**REQUIREMENT**: Your task is to reproduce the material exactly.

**Stored data**:
------------------------------------------------------------------------
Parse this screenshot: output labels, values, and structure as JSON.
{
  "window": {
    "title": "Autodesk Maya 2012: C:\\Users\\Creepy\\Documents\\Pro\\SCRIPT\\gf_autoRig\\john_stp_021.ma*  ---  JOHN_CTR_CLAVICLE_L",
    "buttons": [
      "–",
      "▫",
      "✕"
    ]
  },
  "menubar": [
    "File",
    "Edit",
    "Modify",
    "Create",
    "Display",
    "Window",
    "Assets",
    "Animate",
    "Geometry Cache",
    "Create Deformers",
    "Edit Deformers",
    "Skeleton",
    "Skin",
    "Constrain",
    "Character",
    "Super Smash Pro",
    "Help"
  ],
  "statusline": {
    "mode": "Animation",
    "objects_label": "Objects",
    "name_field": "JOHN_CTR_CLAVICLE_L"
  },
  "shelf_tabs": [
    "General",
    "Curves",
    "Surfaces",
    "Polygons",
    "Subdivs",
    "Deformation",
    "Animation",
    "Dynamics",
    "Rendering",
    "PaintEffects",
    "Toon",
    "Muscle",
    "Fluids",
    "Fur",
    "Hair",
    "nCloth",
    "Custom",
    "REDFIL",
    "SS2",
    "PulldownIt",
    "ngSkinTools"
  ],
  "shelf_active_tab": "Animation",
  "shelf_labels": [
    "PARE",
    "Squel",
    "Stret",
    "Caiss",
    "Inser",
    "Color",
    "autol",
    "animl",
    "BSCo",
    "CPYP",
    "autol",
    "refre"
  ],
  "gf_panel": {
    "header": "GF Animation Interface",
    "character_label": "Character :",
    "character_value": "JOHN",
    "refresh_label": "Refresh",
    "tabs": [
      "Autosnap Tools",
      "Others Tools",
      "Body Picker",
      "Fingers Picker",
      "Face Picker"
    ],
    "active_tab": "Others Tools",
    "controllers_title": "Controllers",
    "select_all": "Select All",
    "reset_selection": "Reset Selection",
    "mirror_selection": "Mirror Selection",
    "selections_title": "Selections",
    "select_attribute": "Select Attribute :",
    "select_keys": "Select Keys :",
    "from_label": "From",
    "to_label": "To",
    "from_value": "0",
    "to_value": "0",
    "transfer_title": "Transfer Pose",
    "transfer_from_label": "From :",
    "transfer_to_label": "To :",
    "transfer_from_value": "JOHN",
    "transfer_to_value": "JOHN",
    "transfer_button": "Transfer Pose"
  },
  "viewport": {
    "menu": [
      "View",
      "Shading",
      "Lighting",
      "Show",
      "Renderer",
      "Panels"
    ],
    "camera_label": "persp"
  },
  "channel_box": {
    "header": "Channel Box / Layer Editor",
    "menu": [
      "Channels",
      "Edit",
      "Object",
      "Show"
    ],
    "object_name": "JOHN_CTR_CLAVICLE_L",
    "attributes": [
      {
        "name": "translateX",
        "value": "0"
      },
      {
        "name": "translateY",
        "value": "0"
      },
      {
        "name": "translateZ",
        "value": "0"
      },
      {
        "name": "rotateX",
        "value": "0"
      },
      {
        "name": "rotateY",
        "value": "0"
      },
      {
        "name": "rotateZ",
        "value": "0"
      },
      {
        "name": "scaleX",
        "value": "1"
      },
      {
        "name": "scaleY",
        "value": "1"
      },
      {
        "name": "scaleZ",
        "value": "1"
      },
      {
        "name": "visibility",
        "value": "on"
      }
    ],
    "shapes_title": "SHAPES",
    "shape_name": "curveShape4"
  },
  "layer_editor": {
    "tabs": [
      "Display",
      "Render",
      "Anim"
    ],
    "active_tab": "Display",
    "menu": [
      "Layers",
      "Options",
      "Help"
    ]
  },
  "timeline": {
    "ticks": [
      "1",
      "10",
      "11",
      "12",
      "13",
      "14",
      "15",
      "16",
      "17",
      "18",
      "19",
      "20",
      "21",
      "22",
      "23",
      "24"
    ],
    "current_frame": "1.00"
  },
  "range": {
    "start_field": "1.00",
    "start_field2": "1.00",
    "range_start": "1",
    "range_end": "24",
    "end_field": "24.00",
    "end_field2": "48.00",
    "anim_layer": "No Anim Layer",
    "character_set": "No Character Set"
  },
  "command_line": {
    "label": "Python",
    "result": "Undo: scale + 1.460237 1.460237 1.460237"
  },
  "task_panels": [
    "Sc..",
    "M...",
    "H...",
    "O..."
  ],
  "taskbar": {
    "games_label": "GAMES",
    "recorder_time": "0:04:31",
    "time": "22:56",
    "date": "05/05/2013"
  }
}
------------------------------------------------------------------------
**FINISHED EXERCISE**:
Parse this screenshot: output labels, values, and structure as JSON.
{
  "window": {
    "title": "Autodesk Maya 2012: C:\\Users\\Creepy\\Documents\\Pro\\SCRIPT\\gf_autoRig\\john_stp_021.ma*  ---  JOHN_CTR_CLAVICLE_L",
    "buttons": [
      "–",
      "▫",
      "✕"
    ]
  },
  "menubar": [
    "File",
    "Edit",
    "Modify",
    "Create",
    "Display",
    "Window",
    "Assets",
    "Animate",
    "Geometry Cache",
    "Create Deformers",
    "Edit Deformers",
    "Skeleton",
    "Skin",
    "Constrain",
    "Character",
    "Super Smash Pro",
    "Help"
  ],
  "statusline": {
    "mode": "Animation",
    "objects_label": "Objects",
    "name_field": "JOHN_CTR_CLAVICLE_L"
  },
  "shelf_tabs": [
    "General",
    "Curves",
    "Surfaces",
    "Polygons",
    "Subdivs",
    "Deformation",
    "Animation",
    "Dynamics",
    "Rendering",
    "PaintEffects",
    "Toon",
    "Muscle",
    "Fluids",
    "Fur",
    "Hair",
    "nCloth",
    "Custom",
    "REDFIL",
    "SS2",
    "PulldownIt",
    "ngSkinTools"
  ],
  "shelf_active_tab": "Animation",
  "shelf_labels": [
    "PARE",
    "Squel",
    "Stret",
    "Caiss",
    "Inser",
    "Color",
    "autol",
    "animl",
    "BSCo",
    "CPYP",
    "autol",
    "refre"
  ],
  "gf_panel": {
    "header": "GF Animation Interface",
    "character_label": "Character :",
    "character_value": "JOHN",
    "refresh_label": "Refresh",
    "tabs": [
      "Autosnap Tools",
      "Others Tools",
      "Body Picker",
      "Fingers Picker",
      "Face Picker"
    ],
    "active_tab": "Others Tools",
    "controllers_title": "Controllers",
    "select_all": "Select All",
    "reset_selection": "Reset Selection",
    "mirror_selection": "Mirror Selection",
    "selections_title": "Selections",
    "select_attribute": "Select Attribute :",
    "select_keys": "Select Keys :",
    "from_label": "From",
    "to_label": "To",
    "from_value": "0",
    "to_value": "0",
    "transfer_title": "Transfer Pose",
    "transfer_from_label": "From :",
    "transfer_to_label": "To :",
    "transfer_from_value": "JOHN",
    "transfer_to_value": "JOHN",
    "transfer_button": "Transfer Pose"
  },
  "viewport": {
    "menu": [
      "View",
      "Shading",
      "Lighting",
      "Show",
      "Renderer",
      "Panels"
    ],
    "camera_label": "persp"
  },
  "channel_box": {
    "header": "Channel Box / Layer Editor",
    "menu": [
      "Channels",
      "Edit",
      "Object",
      "Show"
    ],
    "object_name": "JOHN_CTR_CLAVICLE_L",
    "attributes": [
      {
        "name": "translateX",
        "value": "0"
      },
      {
        "name": "translateY",
        "value": "0"
      },
      {
        "name": "translateZ",
        "value": "0"
      },
      {
        "name": "rotateX",
        "value": "0"
      },
      {
        "name": "rotateY",
        "value": "0"
      },
      {
        "name": "rotateZ",
        "value": "0"
      },
      {
        "name": "scaleX",
        "value": "1"
      },
      {
        "name": "scaleY",
        "value": "1"
      },
      {
        "name": "scaleZ",
        "value": "1"
      },
      {
        "name": "visibility",
        "value": "on"
      }
    ],
    "shapes_title": "SHAPES",
    "shape_name": "curveShape4"
  },
  "layer_editor": {
    "tabs": [
      "Display",
      "Render",
      "Anim"
    ],
    "active_tab": "Display",
    "menu": [
      "Layers",
      "Options",
      "Help"
    ]
  },
  "timeline": {
    "ticks": [
      "1",
      "10",
      "11",
      "12",
      "13",
      "14",
      "15",
      "16",
      "17",
      "18",
      "19",
      "20",
      "21",
      "22",
      "23",
      "24"
    ],
    "current_frame": "1.00"
  },
  "range": {
    "start_field": "1.00",
    "start_field2": "1.00",
    "range_start": "1",
    "range_end": "24",
    "end_field": "24.00",
    "end_field2": "48.00",
    "anim_layer": "No Anim Layer",
    "character_set": "No Character Set"
  },
  "command_line": {
    "label": "Python",
    "result": "Undo: scale + 1.460237 1.460237 1.460237"
  },
  "task_panels": [
    "Sc..",
    "M...",
    "H...",
    "O..."
  ],
  "taskbar": {
    "games_label": "GAMES",
    "recorder_time": "0:04:31",
    "time": "22:56",
    "date": "05/05/2013"
  }
}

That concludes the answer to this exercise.